(Excerpt from a dataset)
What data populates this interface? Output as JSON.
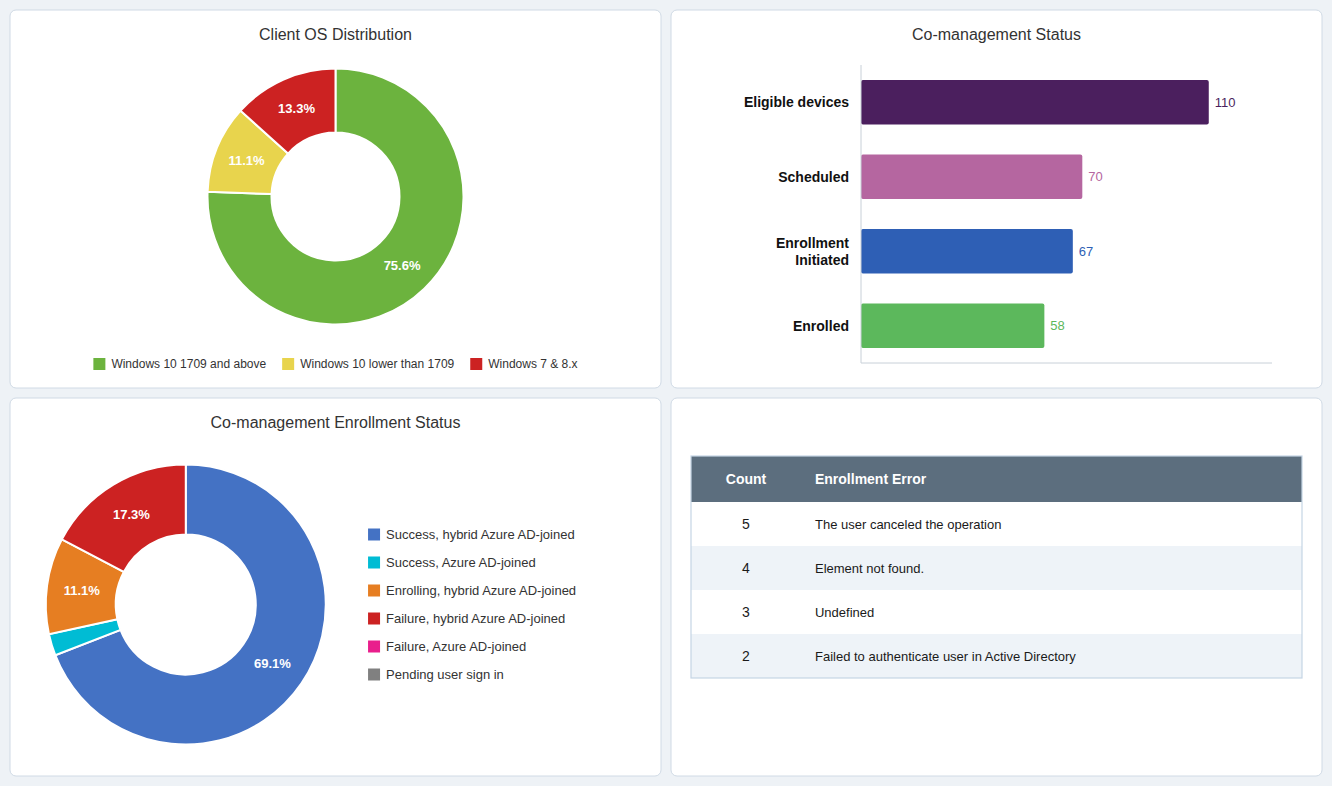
{
  "chart_data": [
    {
      "type": "pie",
      "title": "Client OS Distribution",
      "categories": [
        "Windows 10 1709 and above",
        "Windows 10 lower than 1709",
        "Windows 7 & 8.x"
      ],
      "values": [
        75.6,
        11.1,
        13.3
      ],
      "value_labels": [
        "75.6%",
        "11.1%",
        "13.3%"
      ],
      "colors": [
        "#6cb33e",
        "#e8d44d",
        "#cc2222"
      ],
      "data_labels": true,
      "legend": "bottom"
    },
    {
      "type": "bar",
      "title": "Co-management Status",
      "orientation": "horizontal",
      "categories": [
        "Eligible devices",
        "Scheduled",
        "Enrollment\nInitiated",
        "Enrolled"
      ],
      "values": [
        110,
        70,
        67,
        58
      ],
      "colors": [
        "#4b1f5e",
        "#b566a0",
        "#2e5fb5",
        "#5cb85c"
      ],
      "xlim": [
        0,
        130
      ],
      "data_labels": true,
      "tick_labels": "y"
    },
    {
      "type": "pie",
      "title": "Co-management Enrollment Status",
      "categories": [
        "Success, hybrid Azure AD-joined",
        "Success, Azure AD-joined",
        "Enrolling, hybrid Azure AD-joined",
        "Failure, hybrid Azure AD-joined",
        "Failure, Azure AD-joined",
        "Pending user sign in"
      ],
      "values": [
        69.1,
        2.5,
        11.1,
        17.3,
        0.0,
        0.0
      ],
      "value_labels": [
        "69.1%",
        null,
        "11.1%",
        "17.3%",
        null,
        null
      ],
      "colors": [
        "#4472c4",
        "#00bcd4",
        "#e67e22",
        "#cc2222",
        "#e91e8c",
        "#808080"
      ],
      "data_labels": true,
      "legend": "right"
    },
    {
      "type": "table",
      "columns": [
        "Count",
        "Enrollment Error"
      ],
      "rows": [
        [
          5,
          "The user canceled the operation"
        ],
        [
          4,
          "Element not found."
        ],
        [
          3,
          "Undefined"
        ],
        [
          2,
          "Failed to authenticate user in Active Directory"
        ]
      ]
    }
  ]
}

[The task]: Look through the entries above and list every line containing "type".

[Solution below]:
      "type": "pie",
      "type": "bar",
      "type": "pie",
      "type": "table",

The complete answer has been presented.